_Data items_
▶

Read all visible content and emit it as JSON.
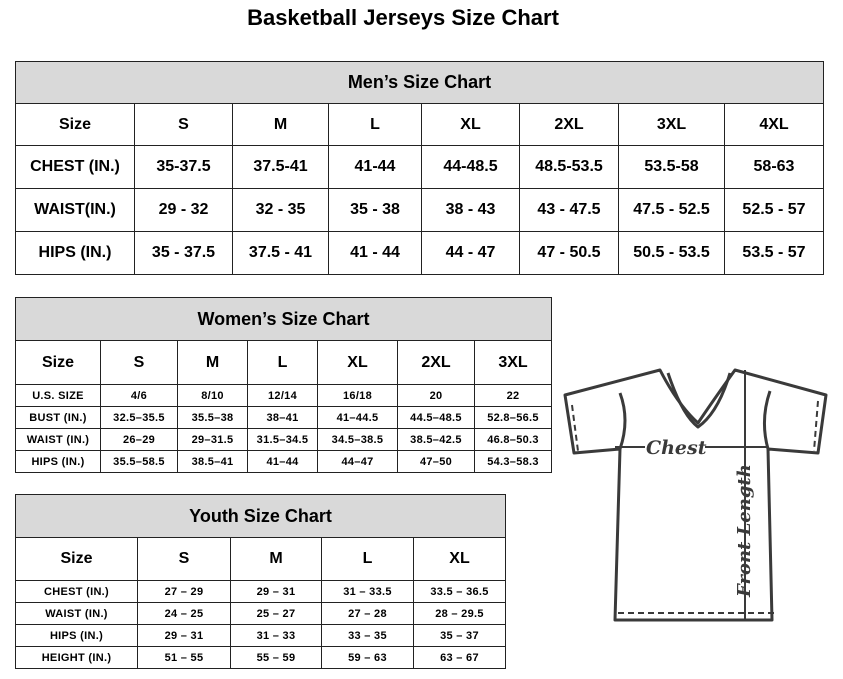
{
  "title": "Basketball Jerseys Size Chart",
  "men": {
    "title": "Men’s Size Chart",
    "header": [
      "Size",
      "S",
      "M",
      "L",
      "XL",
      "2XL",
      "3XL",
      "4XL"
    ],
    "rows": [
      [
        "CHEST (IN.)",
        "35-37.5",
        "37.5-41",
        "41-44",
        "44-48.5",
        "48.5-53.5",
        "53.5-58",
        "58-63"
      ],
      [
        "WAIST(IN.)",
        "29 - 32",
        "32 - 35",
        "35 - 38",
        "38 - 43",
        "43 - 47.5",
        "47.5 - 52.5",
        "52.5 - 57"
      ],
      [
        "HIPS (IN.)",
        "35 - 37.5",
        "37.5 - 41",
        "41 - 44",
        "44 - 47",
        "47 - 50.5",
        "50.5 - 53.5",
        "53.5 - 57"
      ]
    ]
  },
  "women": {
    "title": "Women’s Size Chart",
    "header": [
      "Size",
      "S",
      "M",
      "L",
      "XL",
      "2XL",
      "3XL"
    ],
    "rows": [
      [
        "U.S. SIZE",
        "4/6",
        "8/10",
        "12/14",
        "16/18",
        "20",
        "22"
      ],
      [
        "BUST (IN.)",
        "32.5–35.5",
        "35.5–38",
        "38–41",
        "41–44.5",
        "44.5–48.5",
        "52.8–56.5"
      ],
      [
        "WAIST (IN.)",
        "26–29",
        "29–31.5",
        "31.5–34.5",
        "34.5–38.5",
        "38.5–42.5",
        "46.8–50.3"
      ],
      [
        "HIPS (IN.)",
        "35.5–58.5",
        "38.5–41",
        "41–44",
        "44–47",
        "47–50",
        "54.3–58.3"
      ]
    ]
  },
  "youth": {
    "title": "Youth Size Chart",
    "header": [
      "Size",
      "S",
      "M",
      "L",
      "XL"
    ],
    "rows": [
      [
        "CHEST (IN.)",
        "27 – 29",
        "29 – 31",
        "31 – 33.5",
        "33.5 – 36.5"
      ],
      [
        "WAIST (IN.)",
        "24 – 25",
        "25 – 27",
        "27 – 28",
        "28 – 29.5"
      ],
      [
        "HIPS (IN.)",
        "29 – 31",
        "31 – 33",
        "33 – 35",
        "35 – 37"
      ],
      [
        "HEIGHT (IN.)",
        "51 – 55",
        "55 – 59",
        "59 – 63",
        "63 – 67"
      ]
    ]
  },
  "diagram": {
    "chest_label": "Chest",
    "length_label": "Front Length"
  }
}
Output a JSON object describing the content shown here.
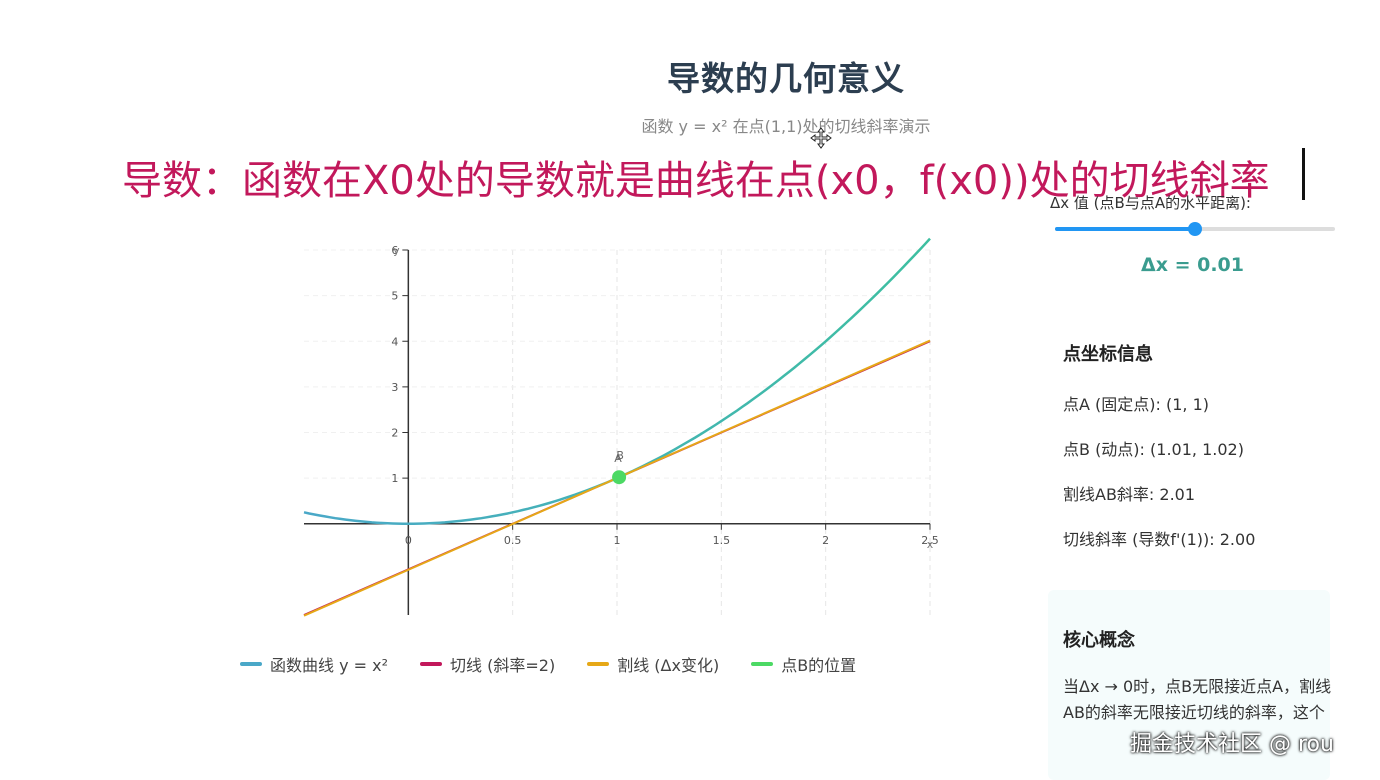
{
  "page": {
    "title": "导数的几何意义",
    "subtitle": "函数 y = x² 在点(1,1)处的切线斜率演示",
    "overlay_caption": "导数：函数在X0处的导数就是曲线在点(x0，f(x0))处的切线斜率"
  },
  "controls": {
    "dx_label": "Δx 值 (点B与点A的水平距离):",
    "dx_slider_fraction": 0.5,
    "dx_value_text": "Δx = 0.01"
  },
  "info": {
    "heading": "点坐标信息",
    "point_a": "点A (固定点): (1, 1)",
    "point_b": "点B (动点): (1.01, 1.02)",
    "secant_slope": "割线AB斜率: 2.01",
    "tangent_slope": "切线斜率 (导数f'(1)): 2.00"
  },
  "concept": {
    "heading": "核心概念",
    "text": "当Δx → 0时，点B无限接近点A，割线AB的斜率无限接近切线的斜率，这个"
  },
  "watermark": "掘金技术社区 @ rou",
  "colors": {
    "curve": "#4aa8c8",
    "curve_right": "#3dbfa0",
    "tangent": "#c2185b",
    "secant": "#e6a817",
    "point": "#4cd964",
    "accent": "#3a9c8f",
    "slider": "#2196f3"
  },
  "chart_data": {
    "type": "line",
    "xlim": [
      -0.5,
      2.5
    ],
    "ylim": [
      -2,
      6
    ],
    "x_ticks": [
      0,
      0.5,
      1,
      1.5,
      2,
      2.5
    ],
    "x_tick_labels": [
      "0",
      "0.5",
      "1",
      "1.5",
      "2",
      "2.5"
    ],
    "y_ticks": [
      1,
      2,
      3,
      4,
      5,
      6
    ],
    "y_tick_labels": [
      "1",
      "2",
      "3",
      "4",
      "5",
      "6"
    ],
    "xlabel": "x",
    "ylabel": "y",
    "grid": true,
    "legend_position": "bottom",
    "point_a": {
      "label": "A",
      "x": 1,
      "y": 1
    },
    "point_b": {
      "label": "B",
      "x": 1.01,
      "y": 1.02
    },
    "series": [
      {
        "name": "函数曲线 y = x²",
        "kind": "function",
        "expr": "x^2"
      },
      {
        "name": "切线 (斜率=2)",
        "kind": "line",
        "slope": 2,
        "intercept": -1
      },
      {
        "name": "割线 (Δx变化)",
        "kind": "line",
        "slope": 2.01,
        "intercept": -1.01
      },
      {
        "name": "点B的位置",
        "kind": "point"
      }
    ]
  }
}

◀

_What you need to do_
Reproduce every record above exactly, but leave out the pictures.

_Result_
Read all visible content and emit it as JSON.
{
  "title": "Basketball Jerseys Size Chart",
  "men": {
    "title": "Men’s Size Chart",
    "header": [
      "Size",
      "S",
      "M",
      "L",
      "XL",
      "2XL",
      "3XL",
      "4XL"
    ],
    "rows": [
      [
        "CHEST (IN.)",
        "35-37.5",
        "37.5-41",
        "41-44",
        "44-48.5",
        "48.5-53.5",
        "53.5-58",
        "58-63"
      ],
      [
        "WAIST(IN.)",
        "29 - 32",
        "32 - 35",
        "35 - 38",
        "38 - 43",
        "43 - 47.5",
        "47.5 - 52.5",
        "52.5 - 57"
      ],
      [
        "HIPS (IN.)",
        "35 - 37.5",
        "37.5 - 41",
        "41 - 44",
        "44 - 47",
        "47 - 50.5",
        "50.5 - 53.5",
        "53.5 - 57"
      ]
    ]
  },
  "women": {
    "title": "Women’s Size Chart",
    "header": [
      "Size",
      "S",
      "M",
      "L",
      "XL",
      "2XL",
      "3XL"
    ],
    "rows": [
      [
        "U.S. SIZE",
        "4/6",
        "8/10",
        "12/14",
        "16/18",
        "20",
        "22"
      ],
      [
        "BUST (IN.)",
        "32.5–35.5",
        "35.5–38",
        "38–41",
        "41–44.5",
        "44.5–48.5",
        "52.8–56.5"
      ],
      [
        "WAIST (IN.)",
        "26–29",
        "29–31.5",
        "31.5–34.5",
        "34.5–38.5",
        "38.5–42.5",
        "46.8–50.3"
      ],
      [
        "HIPS (IN.)",
        "35.5–58.5",
        "38.5–41",
        "41–44",
        "44–47",
        "47–50",
        "54.3–58.3"
      ]
    ]
  },
  "youth": {
    "title": "Youth Size Chart",
    "header": [
      "Size",
      "S",
      "M",
      "L",
      "XL"
    ],
    "rows": [
      [
        "CHEST (IN.)",
        "27 – 29",
        "29 – 31",
        "31 – 33.5",
        "33.5 – 36.5"
      ],
      [
        "WAIST (IN.)",
        "24 – 25",
        "25 – 27",
        "27 – 28",
        "28 – 29.5"
      ],
      [
        "HIPS (IN.)",
        "29 – 31",
        "31 – 33",
        "33 – 35",
        "35 – 37"
      ],
      [
        "HEIGHT (IN.)",
        "51 – 55",
        "55 – 59",
        "59 – 63",
        "63 – 67"
      ]
    ]
  },
  "diagram": {
    "chest_label": "Chest",
    "length_label": "Front Length"
  }
}
Output a JSON object describing the content shown here.
{
  "page": {
    "title": "导数的几何意义",
    "subtitle": "函数 y = x² 在点(1,1)处的切线斜率演示",
    "overlay_caption": "导数：函数在X0处的导数就是曲线在点(x0，f(x0))处的切线斜率"
  },
  "controls": {
    "dx_label": "Δx 值 (点B与点A的水平距离):",
    "dx_slider_fraction": 0.5,
    "dx_value_text": "Δx = 0.01"
  },
  "info": {
    "heading": "点坐标信息",
    "point_a": "点A (固定点): (1, 1)",
    "point_b": "点B (动点): (1.01, 1.02)",
    "secant_slope": "割线AB斜率: 2.01",
    "tangent_slope": "切线斜率 (导数f'(1)): 2.00"
  },
  "concept": {
    "heading": "核心概念",
    "text": "当Δx → 0时，点B无限接近点A，割线AB的斜率无限接近切线的斜率，这个"
  },
  "watermark": "掘金技术社区 @ rou",
  "colors": {
    "curve": "#4aa8c8",
    "curve_right": "#3dbfa0",
    "tangent": "#c2185b",
    "secant": "#e6a817",
    "point": "#4cd964",
    "accent": "#3a9c8f",
    "slider": "#2196f3"
  },
  "chart_data": {
    "type": "line",
    "xlim": [
      -0.5,
      2.5
    ],
    "ylim": [
      -2,
      6
    ],
    "x_ticks": [
      0,
      0.5,
      1,
      1.5,
      2,
      2.5
    ],
    "x_tick_labels": [
      "0",
      "0.5",
      "1",
      "1.5",
      "2",
      "2.5"
    ],
    "y_ticks": [
      1,
      2,
      3,
      4,
      5,
      6
    ],
    "y_tick_labels": [
      "1",
      "2",
      "3",
      "4",
      "5",
      "6"
    ],
    "xlabel": "x",
    "ylabel": "y",
    "grid": true,
    "legend_position": "bottom",
    "point_a": {
      "label": "A",
      "x": 1,
      "y": 1
    },
    "point_b": {
      "label": "B",
      "x": 1.01,
      "y": 1.02
    },
    "series": [
      {
        "name": "函数曲线 y = x²",
        "kind": "function",
        "expr": "x^2"
      },
      {
        "name": "切线 (斜率=2)",
        "kind": "line",
        "slope": 2,
        "intercept": -1
      },
      {
        "name": "割线 (Δx变化)",
        "kind": "line",
        "slope": 2.01,
        "intercept": -1.01
      },
      {
        "name": "点B的位置",
        "kind": "point"
      }
    ]
  }
}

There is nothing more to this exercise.